Data tied to figure images
· · ·
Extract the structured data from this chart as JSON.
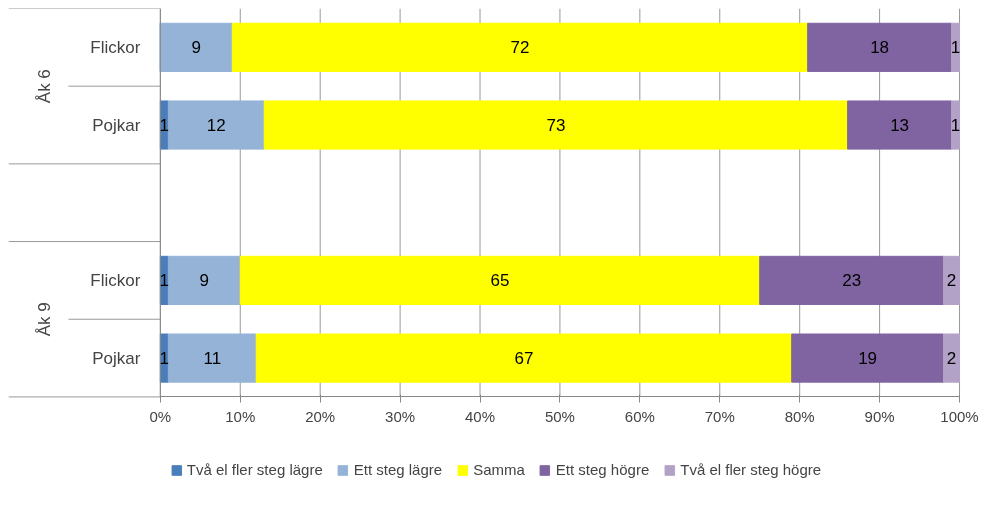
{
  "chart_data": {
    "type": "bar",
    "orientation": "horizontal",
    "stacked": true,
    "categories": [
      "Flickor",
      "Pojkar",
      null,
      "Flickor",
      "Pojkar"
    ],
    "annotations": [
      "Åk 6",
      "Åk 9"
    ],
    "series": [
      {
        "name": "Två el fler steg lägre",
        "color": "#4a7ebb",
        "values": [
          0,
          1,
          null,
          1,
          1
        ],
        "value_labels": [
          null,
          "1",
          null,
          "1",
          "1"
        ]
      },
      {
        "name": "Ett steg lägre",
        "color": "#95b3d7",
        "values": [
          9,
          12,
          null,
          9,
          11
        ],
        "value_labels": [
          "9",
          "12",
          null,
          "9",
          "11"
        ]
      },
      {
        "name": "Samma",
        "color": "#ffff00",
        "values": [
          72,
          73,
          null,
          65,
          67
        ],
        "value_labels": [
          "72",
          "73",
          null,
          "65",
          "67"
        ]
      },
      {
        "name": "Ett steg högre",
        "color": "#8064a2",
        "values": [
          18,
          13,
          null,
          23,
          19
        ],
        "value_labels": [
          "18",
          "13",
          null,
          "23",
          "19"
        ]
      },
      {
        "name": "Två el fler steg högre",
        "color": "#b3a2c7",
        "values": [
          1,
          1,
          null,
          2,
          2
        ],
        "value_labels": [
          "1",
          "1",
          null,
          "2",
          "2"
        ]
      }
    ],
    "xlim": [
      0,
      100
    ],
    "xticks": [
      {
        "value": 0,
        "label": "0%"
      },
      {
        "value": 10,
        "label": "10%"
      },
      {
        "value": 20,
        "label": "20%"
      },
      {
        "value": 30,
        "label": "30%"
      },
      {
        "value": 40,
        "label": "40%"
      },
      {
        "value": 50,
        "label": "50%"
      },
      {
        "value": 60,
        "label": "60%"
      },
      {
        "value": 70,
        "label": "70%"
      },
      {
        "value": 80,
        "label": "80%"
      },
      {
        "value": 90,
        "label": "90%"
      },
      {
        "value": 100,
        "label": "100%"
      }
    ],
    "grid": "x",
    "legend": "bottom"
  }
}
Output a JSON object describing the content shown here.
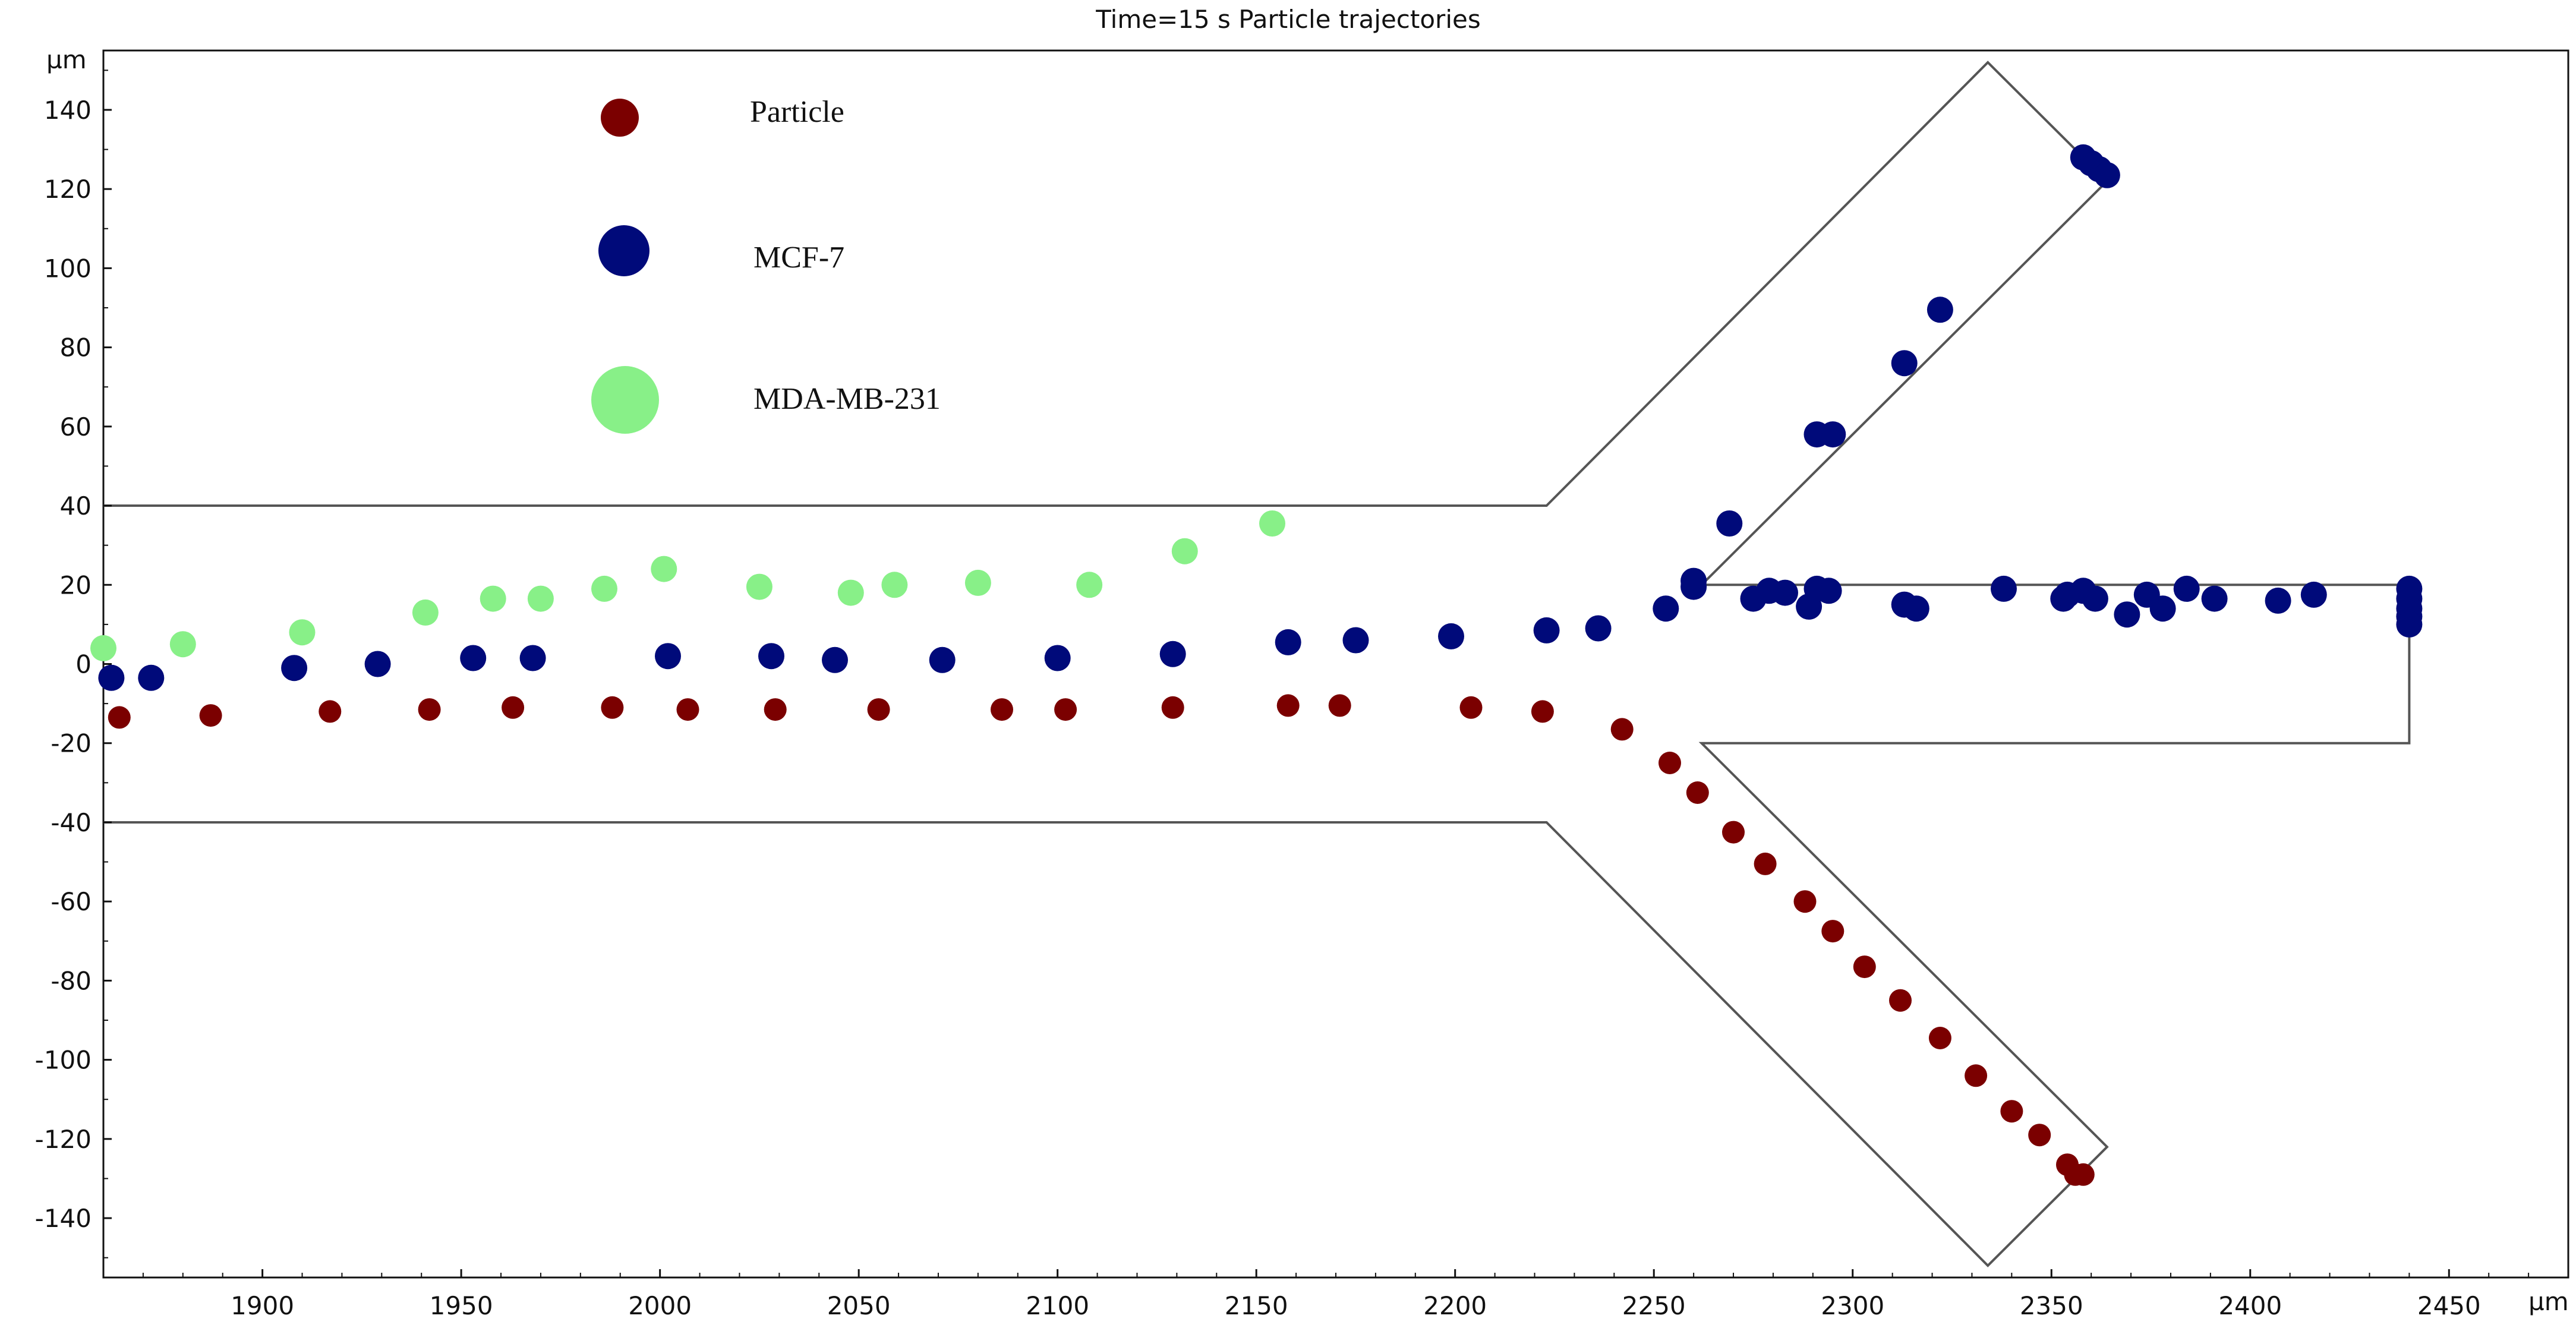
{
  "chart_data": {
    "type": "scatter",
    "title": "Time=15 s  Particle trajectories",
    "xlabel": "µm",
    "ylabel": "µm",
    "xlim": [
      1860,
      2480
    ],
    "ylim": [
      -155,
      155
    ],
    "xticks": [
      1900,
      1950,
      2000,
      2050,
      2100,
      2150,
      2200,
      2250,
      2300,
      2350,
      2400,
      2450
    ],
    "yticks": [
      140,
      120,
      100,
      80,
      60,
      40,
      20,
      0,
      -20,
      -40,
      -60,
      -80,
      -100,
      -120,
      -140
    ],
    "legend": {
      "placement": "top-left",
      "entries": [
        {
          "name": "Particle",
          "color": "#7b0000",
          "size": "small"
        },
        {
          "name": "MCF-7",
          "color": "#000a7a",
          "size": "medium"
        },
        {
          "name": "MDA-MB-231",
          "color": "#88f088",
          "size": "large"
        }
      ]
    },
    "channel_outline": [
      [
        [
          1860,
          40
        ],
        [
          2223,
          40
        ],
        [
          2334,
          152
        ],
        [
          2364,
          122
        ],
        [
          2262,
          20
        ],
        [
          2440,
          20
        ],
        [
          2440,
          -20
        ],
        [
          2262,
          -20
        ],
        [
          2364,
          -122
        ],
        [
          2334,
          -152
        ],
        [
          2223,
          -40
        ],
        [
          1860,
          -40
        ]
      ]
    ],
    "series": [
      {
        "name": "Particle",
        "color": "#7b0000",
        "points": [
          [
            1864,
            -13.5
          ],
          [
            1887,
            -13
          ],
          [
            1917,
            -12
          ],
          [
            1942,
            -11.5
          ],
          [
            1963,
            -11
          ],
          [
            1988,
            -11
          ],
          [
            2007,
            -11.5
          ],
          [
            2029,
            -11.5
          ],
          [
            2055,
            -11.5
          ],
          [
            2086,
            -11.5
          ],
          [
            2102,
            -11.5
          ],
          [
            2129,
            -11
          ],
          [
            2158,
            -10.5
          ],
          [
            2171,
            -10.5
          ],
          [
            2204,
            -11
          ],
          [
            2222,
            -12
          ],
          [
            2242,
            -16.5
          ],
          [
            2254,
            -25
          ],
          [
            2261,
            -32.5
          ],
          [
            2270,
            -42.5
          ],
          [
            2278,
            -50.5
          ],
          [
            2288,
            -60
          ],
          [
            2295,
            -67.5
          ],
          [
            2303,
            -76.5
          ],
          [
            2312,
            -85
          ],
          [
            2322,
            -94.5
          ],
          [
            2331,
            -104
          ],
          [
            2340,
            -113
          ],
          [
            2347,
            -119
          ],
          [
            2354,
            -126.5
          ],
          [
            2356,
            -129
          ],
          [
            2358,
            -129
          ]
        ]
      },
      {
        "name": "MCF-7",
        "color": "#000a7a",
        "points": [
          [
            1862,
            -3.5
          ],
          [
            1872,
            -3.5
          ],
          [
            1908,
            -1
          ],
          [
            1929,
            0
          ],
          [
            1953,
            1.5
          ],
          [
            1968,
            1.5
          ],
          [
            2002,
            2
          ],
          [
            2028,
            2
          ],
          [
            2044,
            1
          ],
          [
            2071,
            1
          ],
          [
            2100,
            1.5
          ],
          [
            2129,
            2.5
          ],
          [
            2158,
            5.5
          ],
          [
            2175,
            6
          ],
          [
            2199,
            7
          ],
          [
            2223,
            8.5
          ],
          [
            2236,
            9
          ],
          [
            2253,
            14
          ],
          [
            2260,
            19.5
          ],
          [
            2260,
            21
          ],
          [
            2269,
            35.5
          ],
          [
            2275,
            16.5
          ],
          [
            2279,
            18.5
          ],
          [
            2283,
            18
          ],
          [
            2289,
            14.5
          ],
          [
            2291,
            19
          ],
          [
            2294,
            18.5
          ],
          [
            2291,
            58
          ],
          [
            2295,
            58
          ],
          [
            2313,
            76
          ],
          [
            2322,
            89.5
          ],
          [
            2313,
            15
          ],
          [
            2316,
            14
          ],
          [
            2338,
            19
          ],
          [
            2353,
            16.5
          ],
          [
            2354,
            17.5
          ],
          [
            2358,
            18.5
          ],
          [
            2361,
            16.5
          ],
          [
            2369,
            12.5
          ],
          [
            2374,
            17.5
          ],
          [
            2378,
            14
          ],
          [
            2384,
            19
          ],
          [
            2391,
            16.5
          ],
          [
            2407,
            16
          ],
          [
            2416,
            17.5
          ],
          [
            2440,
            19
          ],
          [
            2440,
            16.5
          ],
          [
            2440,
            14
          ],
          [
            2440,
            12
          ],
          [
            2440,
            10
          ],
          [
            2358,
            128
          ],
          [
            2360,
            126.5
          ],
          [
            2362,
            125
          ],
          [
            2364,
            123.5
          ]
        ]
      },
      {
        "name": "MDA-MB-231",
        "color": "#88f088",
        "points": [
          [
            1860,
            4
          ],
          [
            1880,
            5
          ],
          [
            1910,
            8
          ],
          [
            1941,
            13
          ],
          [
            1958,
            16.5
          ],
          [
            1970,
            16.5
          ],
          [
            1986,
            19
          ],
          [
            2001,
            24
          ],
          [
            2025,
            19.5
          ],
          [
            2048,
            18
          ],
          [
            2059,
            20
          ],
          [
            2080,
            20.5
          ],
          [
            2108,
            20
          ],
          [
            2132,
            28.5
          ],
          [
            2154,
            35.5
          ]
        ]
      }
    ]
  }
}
· · ·
Aim: The listing above must be printed again exactly, minus its pictures.

The completed task:
Extract the structured data from this chart as JSON.
{
  "chart_data": {
    "type": "bar",
    "orientation": "horizontal",
    "stacked": true,
    "categories": [
      "Flickor",
      "Pojkar",
      null,
      "Flickor",
      "Pojkar"
    ],
    "annotations": [
      "Åk 6",
      "Åk 9"
    ],
    "series": [
      {
        "name": "Två el fler steg lägre",
        "color": "#4a7ebb",
        "values": [
          0,
          1,
          null,
          1,
          1
        ],
        "value_labels": [
          null,
          "1",
          null,
          "1",
          "1"
        ]
      },
      {
        "name": "Ett steg lägre",
        "color": "#95b3d7",
        "values": [
          9,
          12,
          null,
          9,
          11
        ],
        "value_labels": [
          "9",
          "12",
          null,
          "9",
          "11"
        ]
      },
      {
        "name": "Samma",
        "color": "#ffff00",
        "values": [
          72,
          73,
          null,
          65,
          67
        ],
        "value_labels": [
          "72",
          "73",
          null,
          "65",
          "67"
        ]
      },
      {
        "name": "Ett steg högre",
        "color": "#8064a2",
        "values": [
          18,
          13,
          null,
          23,
          19
        ],
        "value_labels": [
          "18",
          "13",
          null,
          "23",
          "19"
        ]
      },
      {
        "name": "Två el fler steg högre",
        "color": "#b3a2c7",
        "values": [
          1,
          1,
          null,
          2,
          2
        ],
        "value_labels": [
          "1",
          "1",
          null,
          "2",
          "2"
        ]
      }
    ],
    "xlim": [
      0,
      100
    ],
    "xticks": [
      {
        "value": 0,
        "label": "0%"
      },
      {
        "value": 10,
        "label": "10%"
      },
      {
        "value": 20,
        "label": "20%"
      },
      {
        "value": 30,
        "label": "30%"
      },
      {
        "value": 40,
        "label": "40%"
      },
      {
        "value": 50,
        "label": "50%"
      },
      {
        "value": 60,
        "label": "60%"
      },
      {
        "value": 70,
        "label": "70%"
      },
      {
        "value": 80,
        "label": "80%"
      },
      {
        "value": 90,
        "label": "90%"
      },
      {
        "value": 100,
        "label": "100%"
      }
    ],
    "grid": "x",
    "legend": "bottom"
  }
}
Output a JSON object describing the content shown here.
{
  "chart_data": {
    "type": "scatter",
    "title": "Time=15 s  Particle trajectories",
    "xlabel": "µm",
    "ylabel": "µm",
    "xlim": [
      1860,
      2480
    ],
    "ylim": [
      -155,
      155
    ],
    "xticks": [
      1900,
      1950,
      2000,
      2050,
      2100,
      2150,
      2200,
      2250,
      2300,
      2350,
      2400,
      2450
    ],
    "yticks": [
      140,
      120,
      100,
      80,
      60,
      40,
      20,
      0,
      -20,
      -40,
      -60,
      -80,
      -100,
      -120,
      -140
    ],
    "legend": {
      "placement": "top-left",
      "entries": [
        {
          "name": "Particle",
          "color": "#7b0000",
          "size": "small"
        },
        {
          "name": "MCF-7",
          "color": "#000a7a",
          "size": "medium"
        },
        {
          "name": "MDA-MB-231",
          "color": "#88f088",
          "size": "large"
        }
      ]
    },
    "channel_outline": [
      [
        [
          1860,
          40
        ],
        [
          2223,
          40
        ],
        [
          2334,
          152
        ],
        [
          2364,
          122
        ],
        [
          2262,
          20
        ],
        [
          2440,
          20
        ],
        [
          2440,
          -20
        ],
        [
          2262,
          -20
        ],
        [
          2364,
          -122
        ],
        [
          2334,
          -152
        ],
        [
          2223,
          -40
        ],
        [
          1860,
          -40
        ]
      ]
    ],
    "series": [
      {
        "name": "Particle",
        "color": "#7b0000",
        "points": [
          [
            1864,
            -13.5
          ],
          [
            1887,
            -13
          ],
          [
            1917,
            -12
          ],
          [
            1942,
            -11.5
          ],
          [
            1963,
            -11
          ],
          [
            1988,
            -11
          ],
          [
            2007,
            -11.5
          ],
          [
            2029,
            -11.5
          ],
          [
            2055,
            -11.5
          ],
          [
            2086,
            -11.5
          ],
          [
            2102,
            -11.5
          ],
          [
            2129,
            -11
          ],
          [
            2158,
            -10.5
          ],
          [
            2171,
            -10.5
          ],
          [
            2204,
            -11
          ],
          [
            2222,
            -12
          ],
          [
            2242,
            -16.5
          ],
          [
            2254,
            -25
          ],
          [
            2261,
            -32.5
          ],
          [
            2270,
            -42.5
          ],
          [
            2278,
            -50.5
          ],
          [
            2288,
            -60
          ],
          [
            2295,
            -67.5
          ],
          [
            2303,
            -76.5
          ],
          [
            2312,
            -85
          ],
          [
            2322,
            -94.5
          ],
          [
            2331,
            -104
          ],
          [
            2340,
            -113
          ],
          [
            2347,
            -119
          ],
          [
            2354,
            -126.5
          ],
          [
            2356,
            -129
          ],
          [
            2358,
            -129
          ]
        ]
      },
      {
        "name": "MCF-7",
        "color": "#000a7a",
        "points": [
          [
            1862,
            -3.5
          ],
          [
            1872,
            -3.5
          ],
          [
            1908,
            -1
          ],
          [
            1929,
            0
          ],
          [
            1953,
            1.5
          ],
          [
            1968,
            1.5
          ],
          [
            2002,
            2
          ],
          [
            2028,
            2
          ],
          [
            2044,
            1
          ],
          [
            2071,
            1
          ],
          [
            2100,
            1.5
          ],
          [
            2129,
            2.5
          ],
          [
            2158,
            5.5
          ],
          [
            2175,
            6
          ],
          [
            2199,
            7
          ],
          [
            2223,
            8.5
          ],
          [
            2236,
            9
          ],
          [
            2253,
            14
          ],
          [
            2260,
            19.5
          ],
          [
            2260,
            21
          ],
          [
            2269,
            35.5
          ],
          [
            2275,
            16.5
          ],
          [
            2279,
            18.5
          ],
          [
            2283,
            18
          ],
          [
            2289,
            14.5
          ],
          [
            2291,
            19
          ],
          [
            2294,
            18.5
          ],
          [
            2291,
            58
          ],
          [
            2295,
            58
          ],
          [
            2313,
            76
          ],
          [
            2322,
            89.5
          ],
          [
            2313,
            15
          ],
          [
            2316,
            14
          ],
          [
            2338,
            19
          ],
          [
            2353,
            16.5
          ],
          [
            2354,
            17.5
          ],
          [
            2358,
            18.5
          ],
          [
            2361,
            16.5
          ],
          [
            2369,
            12.5
          ],
          [
            2374,
            17.5
          ],
          [
            2378,
            14
          ],
          [
            2384,
            19
          ],
          [
            2391,
            16.5
          ],
          [
            2407,
            16
          ],
          [
            2416,
            17.5
          ],
          [
            2440,
            19
          ],
          [
            2440,
            16.5
          ],
          [
            2440,
            14
          ],
          [
            2440,
            12
          ],
          [
            2440,
            10
          ],
          [
            2358,
            128
          ],
          [
            2360,
            126.5
          ],
          [
            2362,
            125
          ],
          [
            2364,
            123.5
          ]
        ]
      },
      {
        "name": "MDA-MB-231",
        "color": "#88f088",
        "points": [
          [
            1860,
            4
          ],
          [
            1880,
            5
          ],
          [
            1910,
            8
          ],
          [
            1941,
            13
          ],
          [
            1958,
            16.5
          ],
          [
            1970,
            16.5
          ],
          [
            1986,
            19
          ],
          [
            2001,
            24
          ],
          [
            2025,
            19.5
          ],
          [
            2048,
            18
          ],
          [
            2059,
            20
          ],
          [
            2080,
            20.5
          ],
          [
            2108,
            20
          ],
          [
            2132,
            28.5
          ],
          [
            2154,
            35.5
          ]
        ]
      }
    ]
  }
}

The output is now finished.